TASK =
Every entry must be given again exactly.

SUPPLIED RECORDS start

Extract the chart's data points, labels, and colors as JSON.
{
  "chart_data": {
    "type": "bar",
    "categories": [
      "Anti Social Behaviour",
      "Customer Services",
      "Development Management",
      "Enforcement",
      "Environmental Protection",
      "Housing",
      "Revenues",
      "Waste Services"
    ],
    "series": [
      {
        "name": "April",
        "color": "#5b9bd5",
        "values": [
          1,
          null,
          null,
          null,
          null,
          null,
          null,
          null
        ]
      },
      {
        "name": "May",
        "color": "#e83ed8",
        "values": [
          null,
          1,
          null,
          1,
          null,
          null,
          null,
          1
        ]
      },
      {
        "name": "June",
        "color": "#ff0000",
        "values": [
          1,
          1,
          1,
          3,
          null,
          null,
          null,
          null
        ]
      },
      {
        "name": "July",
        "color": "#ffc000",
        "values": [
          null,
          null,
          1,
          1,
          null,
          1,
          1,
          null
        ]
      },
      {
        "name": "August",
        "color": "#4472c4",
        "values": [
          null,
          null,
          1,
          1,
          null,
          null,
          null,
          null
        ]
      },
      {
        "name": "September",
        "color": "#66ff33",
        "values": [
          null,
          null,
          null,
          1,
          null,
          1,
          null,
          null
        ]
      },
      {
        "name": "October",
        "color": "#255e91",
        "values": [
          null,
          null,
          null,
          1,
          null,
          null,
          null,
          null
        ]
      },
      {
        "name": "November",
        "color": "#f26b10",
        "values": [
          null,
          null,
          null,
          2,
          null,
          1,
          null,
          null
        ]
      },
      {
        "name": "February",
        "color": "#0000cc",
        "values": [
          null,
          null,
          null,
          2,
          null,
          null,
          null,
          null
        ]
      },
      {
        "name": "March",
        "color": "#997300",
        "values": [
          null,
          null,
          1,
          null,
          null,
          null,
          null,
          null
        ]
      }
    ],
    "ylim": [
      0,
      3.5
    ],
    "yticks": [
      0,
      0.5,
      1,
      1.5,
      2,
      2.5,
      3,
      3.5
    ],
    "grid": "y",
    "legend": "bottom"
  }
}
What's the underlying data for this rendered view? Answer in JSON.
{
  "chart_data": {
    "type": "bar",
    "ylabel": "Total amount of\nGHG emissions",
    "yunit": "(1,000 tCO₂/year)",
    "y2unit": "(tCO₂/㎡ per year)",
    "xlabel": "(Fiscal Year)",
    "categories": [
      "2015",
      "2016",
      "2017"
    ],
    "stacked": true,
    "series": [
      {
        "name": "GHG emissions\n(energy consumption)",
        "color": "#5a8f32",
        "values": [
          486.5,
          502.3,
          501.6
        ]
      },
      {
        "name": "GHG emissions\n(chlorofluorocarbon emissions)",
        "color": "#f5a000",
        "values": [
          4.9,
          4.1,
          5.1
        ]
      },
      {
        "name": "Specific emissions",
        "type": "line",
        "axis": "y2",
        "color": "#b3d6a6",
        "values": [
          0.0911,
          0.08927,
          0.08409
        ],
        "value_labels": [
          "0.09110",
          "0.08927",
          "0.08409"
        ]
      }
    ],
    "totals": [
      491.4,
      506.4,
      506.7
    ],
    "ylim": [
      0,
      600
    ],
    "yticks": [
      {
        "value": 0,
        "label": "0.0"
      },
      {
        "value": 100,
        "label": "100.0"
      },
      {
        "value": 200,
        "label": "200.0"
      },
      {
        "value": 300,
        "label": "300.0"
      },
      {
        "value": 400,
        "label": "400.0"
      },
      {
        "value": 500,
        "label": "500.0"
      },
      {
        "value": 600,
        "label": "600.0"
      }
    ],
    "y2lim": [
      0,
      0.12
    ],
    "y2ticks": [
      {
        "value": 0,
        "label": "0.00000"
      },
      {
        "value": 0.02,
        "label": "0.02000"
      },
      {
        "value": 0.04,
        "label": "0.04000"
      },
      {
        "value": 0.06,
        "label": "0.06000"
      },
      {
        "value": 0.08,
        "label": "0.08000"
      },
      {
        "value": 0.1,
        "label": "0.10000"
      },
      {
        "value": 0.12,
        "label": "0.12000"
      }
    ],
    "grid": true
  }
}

SUPPLIED RECORDS end

RESPONSE TO THE TASK =
Extract the chart's data points, labels, and colors as JSON.
{
  "chart_data": {
    "type": "bar",
    "categories": [
      "Anti Social Behaviour",
      "Customer Services",
      "Development Management",
      "Enforcement",
      "Environmental Protection",
      "Housing",
      "Revenues",
      "Waste Services"
    ],
    "series": [
      {
        "name": "April",
        "color": "#5b9bd5",
        "values": [
          1,
          null,
          null,
          null,
          null,
          null,
          null,
          null
        ]
      },
      {
        "name": "May",
        "color": "#e83ed8",
        "values": [
          null,
          1,
          null,
          1,
          null,
          null,
          null,
          1
        ]
      },
      {
        "name": "June",
        "color": "#ff0000",
        "values": [
          1,
          1,
          1,
          3,
          null,
          null,
          null,
          null
        ]
      },
      {
        "name": "July",
        "color": "#ffc000",
        "values": [
          null,
          null,
          1,
          1,
          null,
          1,
          1,
          null
        ]
      },
      {
        "name": "August",
        "color": "#4472c4",
        "values": [
          null,
          null,
          1,
          1,
          null,
          null,
          null,
          null
        ]
      },
      {
        "name": "September",
        "color": "#66ff33",
        "values": [
          null,
          null,
          null,
          1,
          null,
          1,
          null,
          null
        ]
      },
      {
        "name": "October",
        "color": "#255e91",
        "values": [
          null,
          null,
          null,
          1,
          null,
          null,
          null,
          null
        ]
      },
      {
        "name": "November",
        "color": "#f26b10",
        "values": [
          null,
          null,
          null,
          2,
          null,
          1,
          null,
          null
        ]
      },
      {
        "name": "February",
        "color": "#0000cc",
        "values": [
          null,
          null,
          null,
          2,
          null,
          null,
          null,
          null
        ]
      },
      {
        "name": "March",
        "color": "#997300",
        "values": [
          null,
          null,
          1,
          null,
          null,
          null,
          null,
          null
        ]
      }
    ],
    "ylim": [
      0,
      3.5
    ],
    "yticks": [
      0,
      0.5,
      1,
      1.5,
      2,
      2.5,
      3,
      3.5
    ],
    "grid": "y",
    "legend": "bottom"
  }
}
What's the underlying data for this rendered view? Answer in JSON.
{
  "chart_data": {
    "type": "bar",
    "ylabel": "Total amount of\nGHG emissions",
    "yunit": "(1,000 tCO₂/year)",
    "y2unit": "(tCO₂/㎡ per year)",
    "xlabel": "(Fiscal Year)",
    "categories": [
      "2015",
      "2016",
      "2017"
    ],
    "stacked": true,
    "series": [
      {
        "name": "GHG emissions\n(energy consumption)",
        "color": "#5a8f32",
        "values": [
          486.5,
          502.3,
          501.6
        ]
      },
      {
        "name": "GHG emissions\n(chlorofluorocarbon emissions)",
        "color": "#f5a000",
        "values": [
          4.9,
          4.1,
          5.1
        ]
      },
      {
        "name": "Specific emissions",
        "type": "line",
        "axis": "y2",
        "color": "#b3d6a6",
        "values": [
          0.0911,
          0.08927,
          0.08409
        ],
        "value_labels": [
          "0.09110",
          "0.08927",
          "0.08409"
        ]
      }
    ],
    "totals": [
      491.4,
      506.4,
      506.7
    ],
    "ylim": [
      0,
      600
    ],
    "yticks": [
      {
        "value": 0,
        "label": "0.0"
      },
      {
        "value": 100,
        "label": "100.0"
      },
      {
        "value": 200,
        "label": "200.0"
      },
      {
        "value": 300,
        "label": "300.0"
      },
      {
        "value": 400,
        "label": "400.0"
      },
      {
        "value": 500,
        "label": "500.0"
      },
      {
        "value": 600,
        "label": "600.0"
      }
    ],
    "y2lim": [
      0,
      0.12
    ],
    "y2ticks": [
      {
        "value": 0,
        "label": "0.00000"
      },
      {
        "value": 0.02,
        "label": "0.02000"
      },
      {
        "value": 0.04,
        "label": "0.04000"
      },
      {
        "value": 0.06,
        "label": "0.06000"
      },
      {
        "value": 0.08,
        "label": "0.08000"
      },
      {
        "value": 0.1,
        "label": "0.10000"
      },
      {
        "value": 0.12,
        "label": "0.12000"
      }
    ],
    "grid": true
  }
}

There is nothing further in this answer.